_Extract_
"""

No, one’s saying anything. That’s an elephant in the room, but the mouse in the room is any feeling you’re having any thought you’re having or any body sensation. Um, that has not been named that’s that’s a mouse and it could be quite subtle and I’ll give any. And when we start artfully naming these mice, and I say, artfully, cause you do it the wrong way.

You can cause trouble. The other person gets to know the real you, and this moment not, this is what I loved when I was a kid or I love ice cream. No, in this moment, this is what’s happening for me right now. That’s unusual. Most of us don’t relate in present moment awareness. So naming mice is a way to do that.

Hey, I notice as I’m with you, this is what I’m feeling. I’m feeling some excitement I noticed as I hear your story, I feel some sadness and some concern. So we start to be relational. And an example that came to mind is when I was once sitting with. Canfield at a luncheon. And even that took something like, how do you sit next to Jack when they’re 150 people wanting to sit next to Jack?

Well, this was accidental, but it’s a great tip. If you ever want to use it listeners, I was chatting with him and they called us. And I had to go to the bathroom and I wanted to follow up with Jack and sit, sit next to him. And I just said, as I went, look, I got to go to the bathroom. Would you save me a seat?

"""

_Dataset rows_
"""

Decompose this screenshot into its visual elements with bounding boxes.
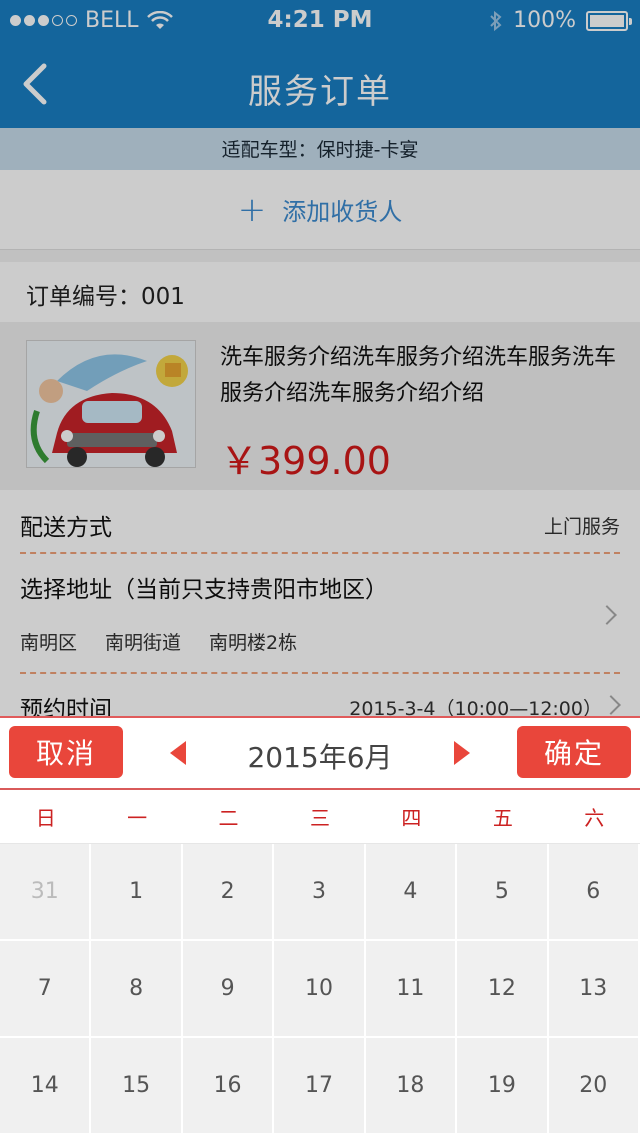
day-cell[interactable]: 31 [0, 844, 92, 941]
day-cell[interactable]: 11 [365, 941, 458, 1038]
weekday-header: 日一二三四五六 [0, 792, 640, 844]
weekday-label: 一 [127, 806, 148, 830]
day-cell[interactable]: 6 [548, 844, 640, 941]
day-cell[interactable]: 8 [91, 941, 183, 1038]
weekday-label: 四 [401, 806, 422, 830]
day-cell[interactable]: 2 [182, 844, 275, 941]
day-cell[interactable]: 16 [182, 1038, 275, 1135]
modal-overlay[interactable] [0, 0, 640, 716]
day-cell[interactable]: 4 [365, 844, 458, 941]
day-cell[interactable]: 13 [548, 941, 640, 1038]
day-cell[interactable]: 17 [274, 1038, 366, 1135]
day-cell[interactable]: 15 [91, 1038, 183, 1135]
day-cell[interactable]: 18 [365, 1038, 458, 1135]
picker-header: 取消 2015年6月 确定 [0, 718, 640, 790]
confirm-button[interactable]: 确定 [517, 726, 631, 778]
date-picker: 取消 2015年6月 确定 日一二三四五六 31 1 2 3 4 5 6 7 8 9 10 11 12 1… [0, 716, 640, 1136]
day-cell[interactable]: 12 [457, 941, 549, 1038]
day-cell[interactable]: 1 [91, 844, 183, 941]
day-cell[interactable]: 14 [0, 1038, 92, 1135]
weekday-label: 三 [309, 806, 330, 830]
weekday-label: 日 [35, 806, 56, 830]
day-cell[interactable]: 10 [274, 941, 366, 1038]
weekday-label: 五 [492, 806, 513, 830]
day-grid: 31 1 2 3 4 5 6 7 8 9 10 11 12 13 14 15 16 17 18 19 20 [0, 844, 640, 1135]
day-cell[interactable]: 9 [182, 941, 275, 1038]
day-cell[interactable]: 5 [457, 844, 549, 941]
weekday-label: 二 [218, 806, 239, 830]
day-cell[interactable]: 7 [0, 941, 92, 1038]
day-cell[interactable]: 3 [274, 844, 366, 941]
next-month-icon[interactable] [454, 741, 470, 765]
day-cell[interactable]: 20 [548, 1038, 640, 1135]
day-cell[interactable]: 19 [457, 1038, 549, 1135]
weekday-label: 六 [584, 806, 605, 830]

"""

_Task description_
Could you take the talk about naming the "mice" in a conversation further, starting right after its last sentence?

_Task answer_
Come on. So then when I got back, he’d had to turn 10 people away from the seat next to him. Cause he was saving it for me. So now I’m sitting with Jack and we’re talking about. I screwed up some courage. And I said, look, I wonder if you would consider writing the foreword to my book, but here’s where the transparent pot came in.

I felt a little off about it because I’d also was pitching Richard Branson. And if Richard said, yes, I was going to go with him. So I said, I screwed up my courage and I named a mouse. I said, Jack, and I just want to be transparent. I have asked Richard Branson. And if he says. I’ll go with him. And I know this is a big, bold request.

Would you be willing to be my backup if he says no and classy, Jackie said, well, I see you’re going alphabetically. And that makes sense.

Uh, it just, it was amazing, but then that was out in the open and I didn’t have to hide anything. And I believe to this day, That the fact that this is how I try and show up in every relationship, particularly when I might lose something is what has so many people say, I trust this guy. You can trust this guy.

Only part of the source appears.